• _Given instruction_
Say how many lines contain the string "position". Give no other output.

• _Input records_
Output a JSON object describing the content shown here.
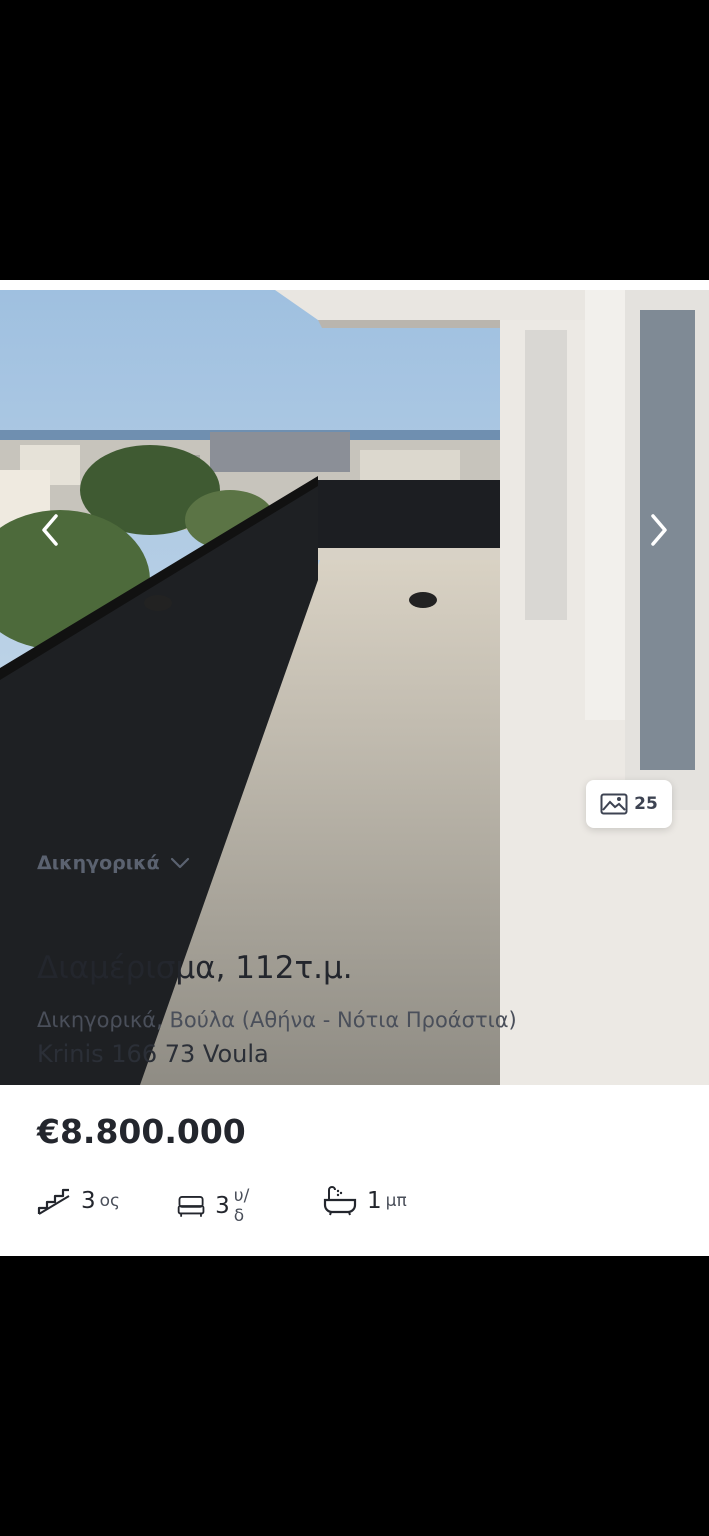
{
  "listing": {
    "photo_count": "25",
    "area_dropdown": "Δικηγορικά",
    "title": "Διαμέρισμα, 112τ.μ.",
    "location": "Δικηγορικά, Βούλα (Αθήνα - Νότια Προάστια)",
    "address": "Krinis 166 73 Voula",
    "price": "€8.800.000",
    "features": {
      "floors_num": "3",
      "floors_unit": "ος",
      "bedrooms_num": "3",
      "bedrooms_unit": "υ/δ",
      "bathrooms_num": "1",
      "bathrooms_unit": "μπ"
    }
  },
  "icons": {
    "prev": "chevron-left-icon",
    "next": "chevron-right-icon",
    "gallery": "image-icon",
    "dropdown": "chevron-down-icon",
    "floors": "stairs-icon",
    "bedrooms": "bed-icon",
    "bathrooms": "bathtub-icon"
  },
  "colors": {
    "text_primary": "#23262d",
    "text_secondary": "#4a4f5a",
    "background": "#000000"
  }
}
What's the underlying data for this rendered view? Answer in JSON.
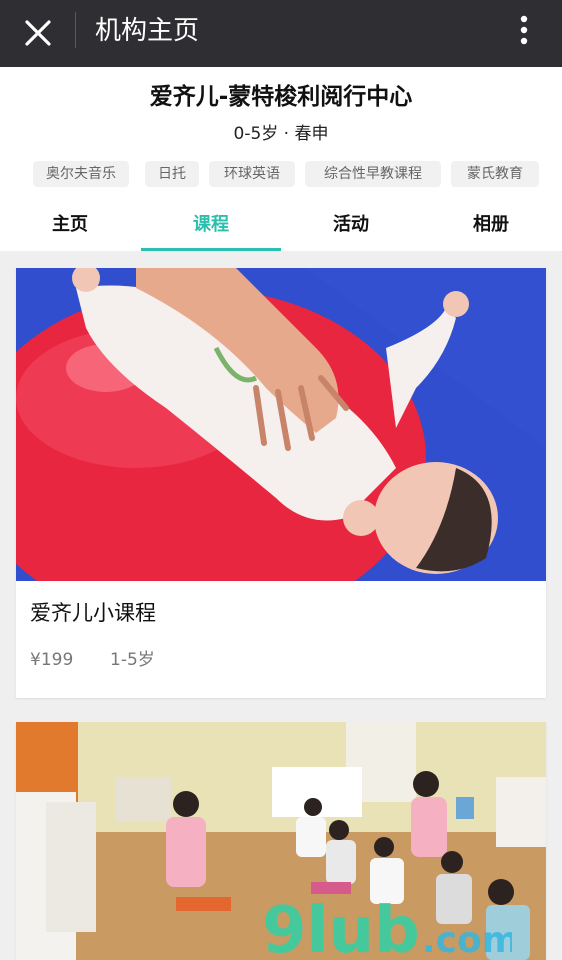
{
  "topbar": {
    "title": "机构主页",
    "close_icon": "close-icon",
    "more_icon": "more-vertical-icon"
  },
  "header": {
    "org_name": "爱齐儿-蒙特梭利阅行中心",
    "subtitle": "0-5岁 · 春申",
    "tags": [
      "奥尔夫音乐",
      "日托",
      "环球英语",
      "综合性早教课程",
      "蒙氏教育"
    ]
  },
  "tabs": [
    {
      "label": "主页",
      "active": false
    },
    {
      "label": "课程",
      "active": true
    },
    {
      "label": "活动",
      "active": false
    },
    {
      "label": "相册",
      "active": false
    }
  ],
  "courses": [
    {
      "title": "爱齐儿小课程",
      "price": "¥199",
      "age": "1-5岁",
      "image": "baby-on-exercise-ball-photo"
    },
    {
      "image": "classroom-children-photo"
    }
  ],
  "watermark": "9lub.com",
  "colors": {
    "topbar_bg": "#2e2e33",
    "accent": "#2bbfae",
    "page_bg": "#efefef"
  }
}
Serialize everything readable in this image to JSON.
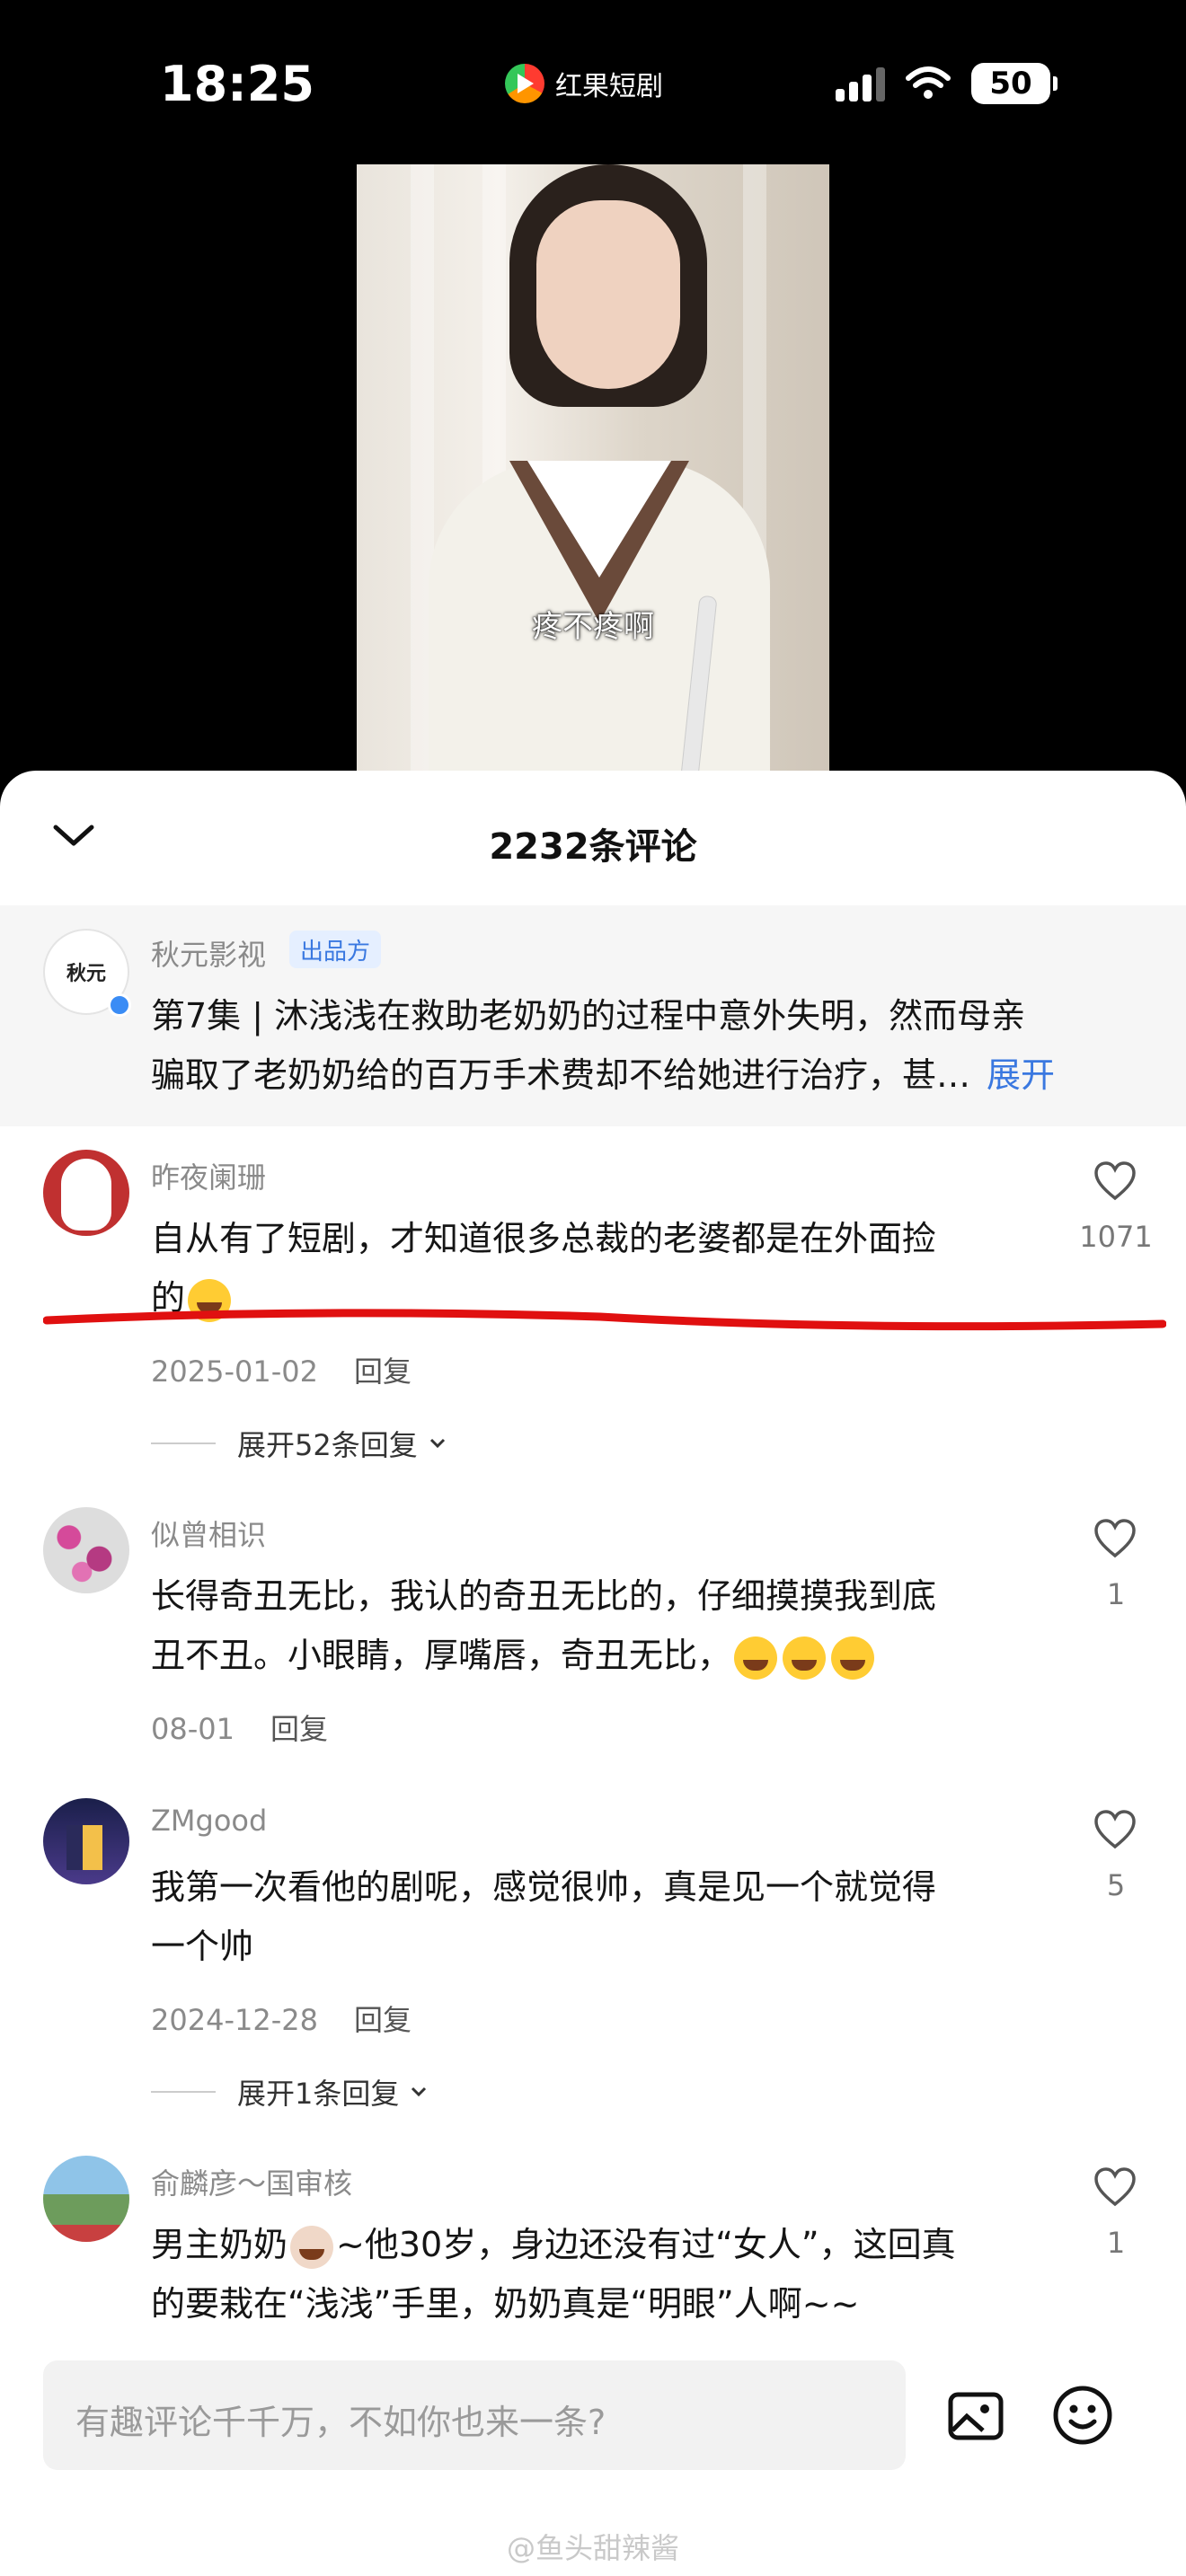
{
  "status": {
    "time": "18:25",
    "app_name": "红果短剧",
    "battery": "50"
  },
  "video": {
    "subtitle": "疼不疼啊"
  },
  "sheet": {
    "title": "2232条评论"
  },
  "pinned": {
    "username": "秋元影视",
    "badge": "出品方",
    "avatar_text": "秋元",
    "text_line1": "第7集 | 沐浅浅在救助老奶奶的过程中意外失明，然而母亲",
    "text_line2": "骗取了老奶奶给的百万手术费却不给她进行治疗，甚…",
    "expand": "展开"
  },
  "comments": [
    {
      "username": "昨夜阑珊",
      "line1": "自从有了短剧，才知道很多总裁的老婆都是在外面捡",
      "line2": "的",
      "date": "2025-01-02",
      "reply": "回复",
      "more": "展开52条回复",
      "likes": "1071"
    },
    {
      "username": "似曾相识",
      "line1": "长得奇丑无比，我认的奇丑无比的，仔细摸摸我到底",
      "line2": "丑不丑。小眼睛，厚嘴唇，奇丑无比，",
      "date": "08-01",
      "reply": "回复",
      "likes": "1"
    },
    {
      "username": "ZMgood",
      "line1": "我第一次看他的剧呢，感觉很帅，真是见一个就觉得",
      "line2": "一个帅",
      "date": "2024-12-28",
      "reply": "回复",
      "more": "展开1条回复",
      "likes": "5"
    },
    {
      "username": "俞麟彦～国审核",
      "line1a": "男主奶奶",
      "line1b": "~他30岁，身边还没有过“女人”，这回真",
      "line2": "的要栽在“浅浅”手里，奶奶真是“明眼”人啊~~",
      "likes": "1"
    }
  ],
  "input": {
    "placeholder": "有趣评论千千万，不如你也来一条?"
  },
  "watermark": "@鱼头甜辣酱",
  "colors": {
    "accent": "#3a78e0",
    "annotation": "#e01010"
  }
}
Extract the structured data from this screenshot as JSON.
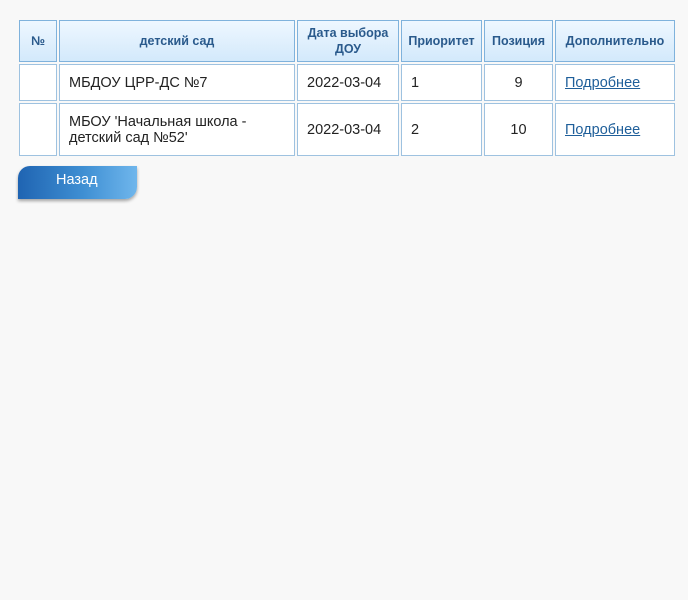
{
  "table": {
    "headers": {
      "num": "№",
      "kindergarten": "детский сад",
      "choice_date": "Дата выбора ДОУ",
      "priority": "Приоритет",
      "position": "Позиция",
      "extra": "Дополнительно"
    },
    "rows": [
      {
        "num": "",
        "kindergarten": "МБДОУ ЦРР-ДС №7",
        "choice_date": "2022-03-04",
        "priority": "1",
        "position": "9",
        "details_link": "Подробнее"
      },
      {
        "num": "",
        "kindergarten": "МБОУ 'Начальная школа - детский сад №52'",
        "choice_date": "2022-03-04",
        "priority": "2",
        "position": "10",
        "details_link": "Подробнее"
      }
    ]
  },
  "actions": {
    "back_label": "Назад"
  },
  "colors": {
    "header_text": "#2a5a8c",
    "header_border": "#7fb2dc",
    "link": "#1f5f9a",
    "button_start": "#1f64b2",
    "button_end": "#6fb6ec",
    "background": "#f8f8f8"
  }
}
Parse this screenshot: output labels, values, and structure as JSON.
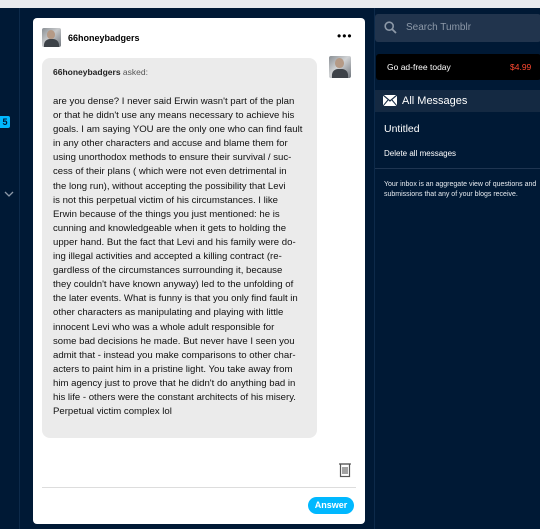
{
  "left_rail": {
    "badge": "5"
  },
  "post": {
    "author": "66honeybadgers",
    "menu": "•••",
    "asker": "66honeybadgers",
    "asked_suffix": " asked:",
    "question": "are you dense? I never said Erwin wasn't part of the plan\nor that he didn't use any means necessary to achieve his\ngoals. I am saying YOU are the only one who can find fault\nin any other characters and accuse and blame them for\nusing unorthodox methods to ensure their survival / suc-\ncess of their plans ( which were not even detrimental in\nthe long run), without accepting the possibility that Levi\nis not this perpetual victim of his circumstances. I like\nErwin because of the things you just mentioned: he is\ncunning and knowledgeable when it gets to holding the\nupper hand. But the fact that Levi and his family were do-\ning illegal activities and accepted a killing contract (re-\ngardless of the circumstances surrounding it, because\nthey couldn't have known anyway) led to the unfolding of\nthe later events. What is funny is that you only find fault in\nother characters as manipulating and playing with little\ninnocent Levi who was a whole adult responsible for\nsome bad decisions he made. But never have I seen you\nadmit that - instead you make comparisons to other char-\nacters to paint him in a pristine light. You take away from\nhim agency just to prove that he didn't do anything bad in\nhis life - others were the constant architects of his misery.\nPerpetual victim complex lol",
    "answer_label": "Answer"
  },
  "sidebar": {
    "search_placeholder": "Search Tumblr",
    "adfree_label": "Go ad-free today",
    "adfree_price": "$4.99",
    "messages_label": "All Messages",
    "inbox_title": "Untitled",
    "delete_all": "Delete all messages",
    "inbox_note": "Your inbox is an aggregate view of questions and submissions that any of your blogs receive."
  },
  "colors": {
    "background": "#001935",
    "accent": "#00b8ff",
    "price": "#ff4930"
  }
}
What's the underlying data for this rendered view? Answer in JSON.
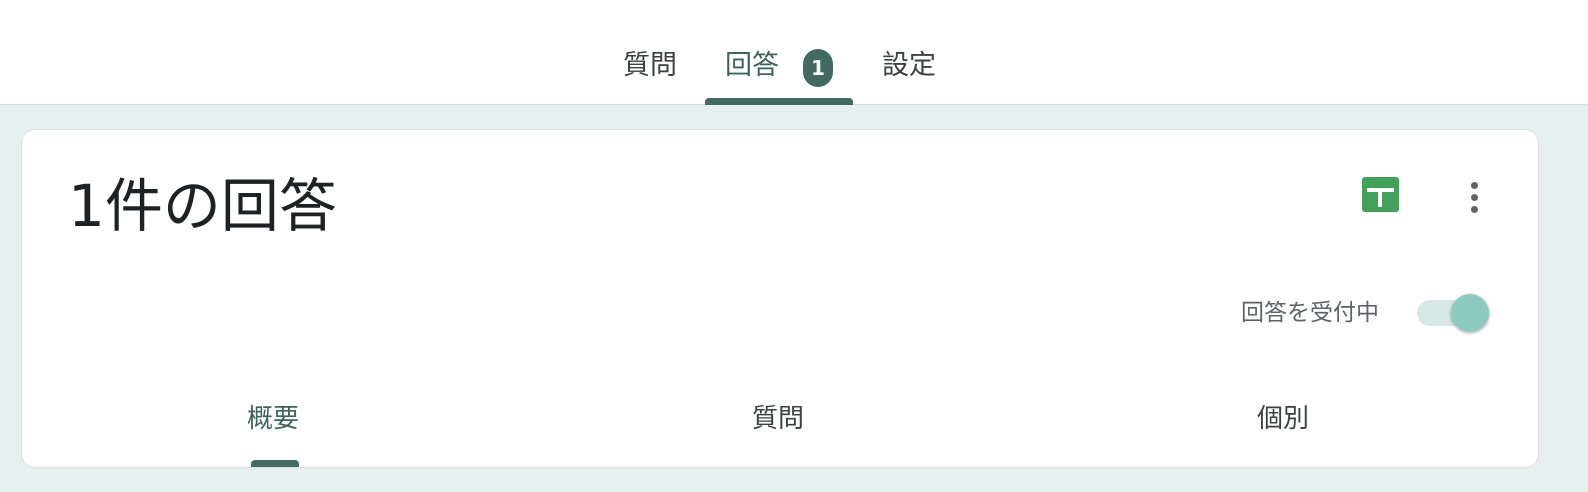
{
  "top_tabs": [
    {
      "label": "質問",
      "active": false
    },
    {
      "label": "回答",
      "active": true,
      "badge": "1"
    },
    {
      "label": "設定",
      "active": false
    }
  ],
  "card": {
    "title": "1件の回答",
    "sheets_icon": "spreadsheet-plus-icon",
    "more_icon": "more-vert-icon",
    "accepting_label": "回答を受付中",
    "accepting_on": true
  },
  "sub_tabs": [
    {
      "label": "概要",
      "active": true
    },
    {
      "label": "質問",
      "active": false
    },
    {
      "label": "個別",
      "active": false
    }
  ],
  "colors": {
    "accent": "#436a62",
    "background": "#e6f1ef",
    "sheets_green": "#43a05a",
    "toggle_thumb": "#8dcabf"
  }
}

• _The result_
3